* PROVIDED DATA *
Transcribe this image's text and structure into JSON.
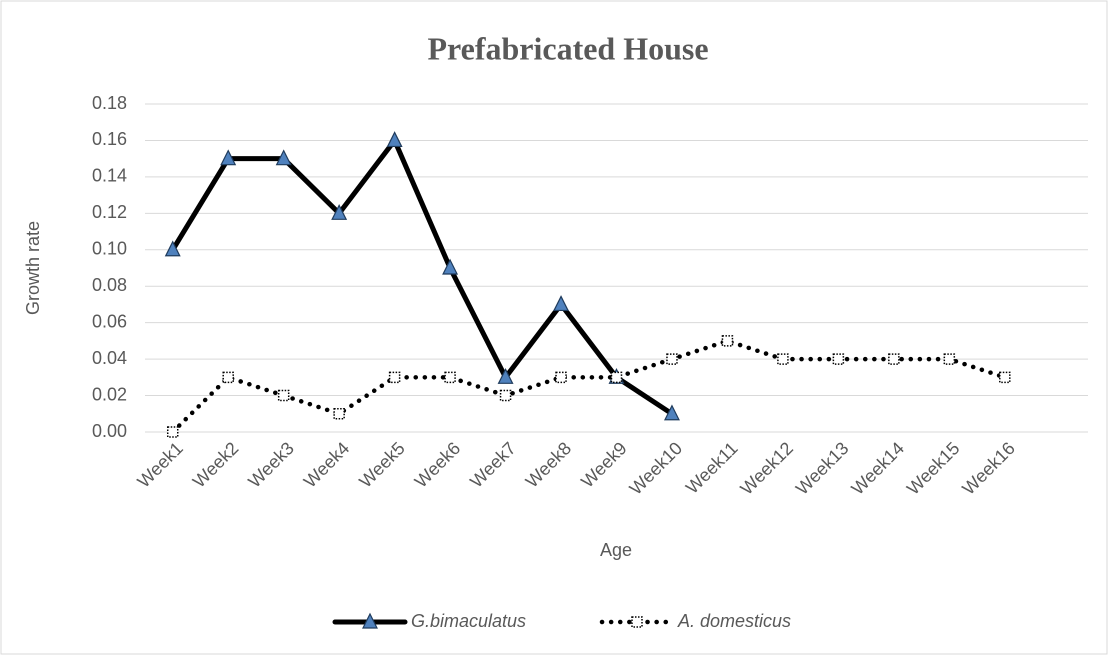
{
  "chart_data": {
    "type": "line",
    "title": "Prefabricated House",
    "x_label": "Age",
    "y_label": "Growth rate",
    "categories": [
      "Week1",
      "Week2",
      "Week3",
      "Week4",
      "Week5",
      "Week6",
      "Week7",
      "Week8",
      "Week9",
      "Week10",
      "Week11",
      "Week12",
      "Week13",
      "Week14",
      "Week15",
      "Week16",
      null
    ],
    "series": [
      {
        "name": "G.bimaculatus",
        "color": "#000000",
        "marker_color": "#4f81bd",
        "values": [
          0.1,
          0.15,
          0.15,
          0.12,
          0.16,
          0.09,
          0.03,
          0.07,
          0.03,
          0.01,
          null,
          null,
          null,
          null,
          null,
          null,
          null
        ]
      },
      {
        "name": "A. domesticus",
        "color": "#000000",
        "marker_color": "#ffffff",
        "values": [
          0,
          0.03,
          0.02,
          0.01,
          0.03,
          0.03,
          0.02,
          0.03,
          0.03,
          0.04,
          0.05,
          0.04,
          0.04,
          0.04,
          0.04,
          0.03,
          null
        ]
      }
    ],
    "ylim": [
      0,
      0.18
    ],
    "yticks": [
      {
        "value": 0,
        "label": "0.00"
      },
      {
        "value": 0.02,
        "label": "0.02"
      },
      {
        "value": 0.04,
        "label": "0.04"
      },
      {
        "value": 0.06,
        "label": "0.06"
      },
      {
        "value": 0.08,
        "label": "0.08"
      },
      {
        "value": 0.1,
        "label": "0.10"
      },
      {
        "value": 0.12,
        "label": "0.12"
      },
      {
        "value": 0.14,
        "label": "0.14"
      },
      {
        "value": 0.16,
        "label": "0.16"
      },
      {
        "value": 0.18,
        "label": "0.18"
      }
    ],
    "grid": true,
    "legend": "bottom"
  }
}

* PROBLEM DETAILS *
Repeat the records above exactly, leaving out the pictures.

* ANSWER TO THE EXERCISE *
Transcribe this image's text and structure into JSON.
{
  "chart_data": {
    "type": "line",
    "title": "Prefabricated House",
    "x_label": "Age",
    "y_label": "Growth rate",
    "categories": [
      "Week1",
      "Week2",
      "Week3",
      "Week4",
      "Week5",
      "Week6",
      "Week7",
      "Week8",
      "Week9",
      "Week10",
      "Week11",
      "Week12",
      "Week13",
      "Week14",
      "Week15",
      "Week16",
      null
    ],
    "series": [
      {
        "name": "G.bimaculatus",
        "color": "#000000",
        "marker_color": "#4f81bd",
        "values": [
          0.1,
          0.15,
          0.15,
          0.12,
          0.16,
          0.09,
          0.03,
          0.07,
          0.03,
          0.01,
          null,
          null,
          null,
          null,
          null,
          null,
          null
        ]
      },
      {
        "name": "A. domesticus",
        "color": "#000000",
        "marker_color": "#ffffff",
        "values": [
          0,
          0.03,
          0.02,
          0.01,
          0.03,
          0.03,
          0.02,
          0.03,
          0.03,
          0.04,
          0.05,
          0.04,
          0.04,
          0.04,
          0.04,
          0.03,
          null
        ]
      }
    ],
    "ylim": [
      0,
      0.18
    ],
    "yticks": [
      {
        "value": 0,
        "label": "0.00"
      },
      {
        "value": 0.02,
        "label": "0.02"
      },
      {
        "value": 0.04,
        "label": "0.04"
      },
      {
        "value": 0.06,
        "label": "0.06"
      },
      {
        "value": 0.08,
        "label": "0.08"
      },
      {
        "value": 0.1,
        "label": "0.10"
      },
      {
        "value": 0.12,
        "label": "0.12"
      },
      {
        "value": 0.14,
        "label": "0.14"
      },
      {
        "value": 0.16,
        "label": "0.16"
      },
      {
        "value": 0.18,
        "label": "0.18"
      }
    ],
    "grid": true,
    "legend": "bottom"
  }
}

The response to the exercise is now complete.